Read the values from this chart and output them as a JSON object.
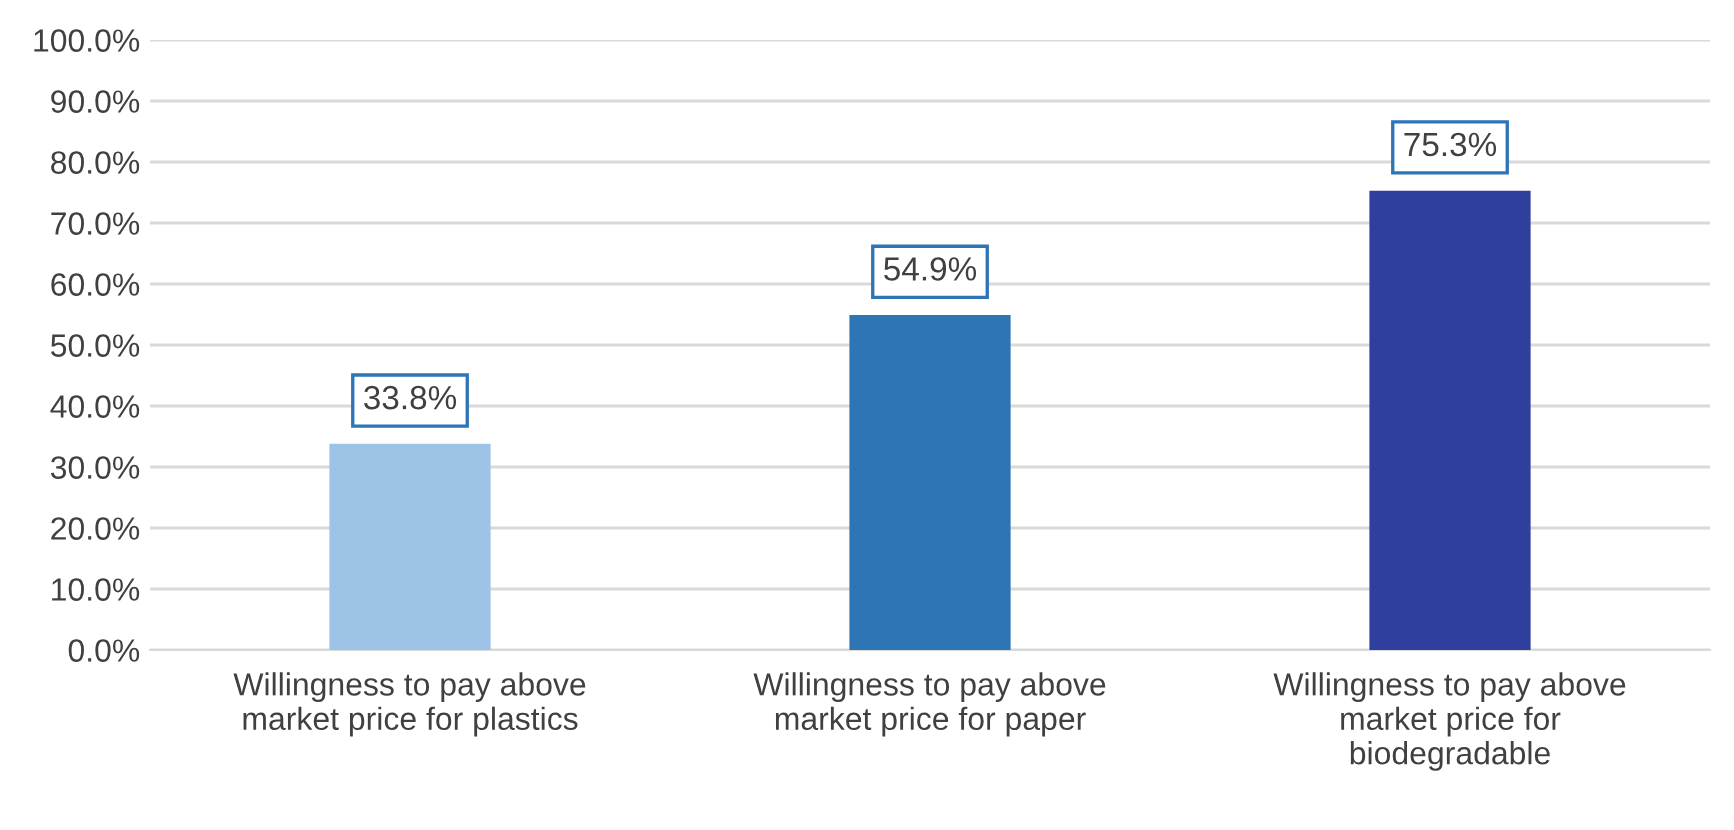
{
  "chart_data": {
    "type": "bar",
    "categories": [
      "Willingness to pay above\nmarket price for plastics",
      "Willingness to pay above\nmarket price for paper",
      "Willingness to pay above\nmarket price for\nbiodegradable"
    ],
    "values": [
      33.8,
      54.9,
      75.3
    ],
    "colors": [
      "#9dc3e6",
      "#2e75b6",
      "#2f3f9e"
    ],
    "value_labels": [
      "33.8%",
      "54.9%",
      "75.3%"
    ],
    "ylim": [
      0,
      100
    ],
    "yticks": [
      {
        "value": 0,
        "label": "0.0%"
      },
      {
        "value": 10,
        "label": "10.0%"
      },
      {
        "value": 20,
        "label": "20.0%"
      },
      {
        "value": 30,
        "label": "30.0%"
      },
      {
        "value": 40,
        "label": "40.0%"
      },
      {
        "value": 50,
        "label": "50.0%"
      },
      {
        "value": 60,
        "label": "60.0%"
      },
      {
        "value": 70,
        "label": "70.0%"
      },
      {
        "value": 80,
        "label": "80.0%"
      },
      {
        "value": 90,
        "label": "90.0%"
      },
      {
        "value": 100,
        "label": "100.0%"
      }
    ],
    "grid": "y",
    "legend": false
  }
}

········

What is required:
Give back every line exactly as it stands, pictures excluded.

Solution for this problem:
Read the values from this chart and output them as a JSON object.
{
  "chart_data": {
    "type": "bar",
    "categories": [
      "Willingness to pay above\nmarket price for plastics",
      "Willingness to pay above\nmarket price for paper",
      "Willingness to pay above\nmarket price for\nbiodegradable"
    ],
    "values": [
      33.8,
      54.9,
      75.3
    ],
    "colors": [
      "#9dc3e6",
      "#2e75b6",
      "#2f3f9e"
    ],
    "value_labels": [
      "33.8%",
      "54.9%",
      "75.3%"
    ],
    "ylim": [
      0,
      100
    ],
    "yticks": [
      {
        "value": 0,
        "label": "0.0%"
      },
      {
        "value": 10,
        "label": "10.0%"
      },
      {
        "value": 20,
        "label": "20.0%"
      },
      {
        "value": 30,
        "label": "30.0%"
      },
      {
        "value": 40,
        "label": "40.0%"
      },
      {
        "value": 50,
        "label": "50.0%"
      },
      {
        "value": 60,
        "label": "60.0%"
      },
      {
        "value": 70,
        "label": "70.0%"
      },
      {
        "value": 80,
        "label": "80.0%"
      },
      {
        "value": 90,
        "label": "90.0%"
      },
      {
        "value": 100,
        "label": "100.0%"
      }
    ],
    "grid": "y",
    "legend": false
  }
}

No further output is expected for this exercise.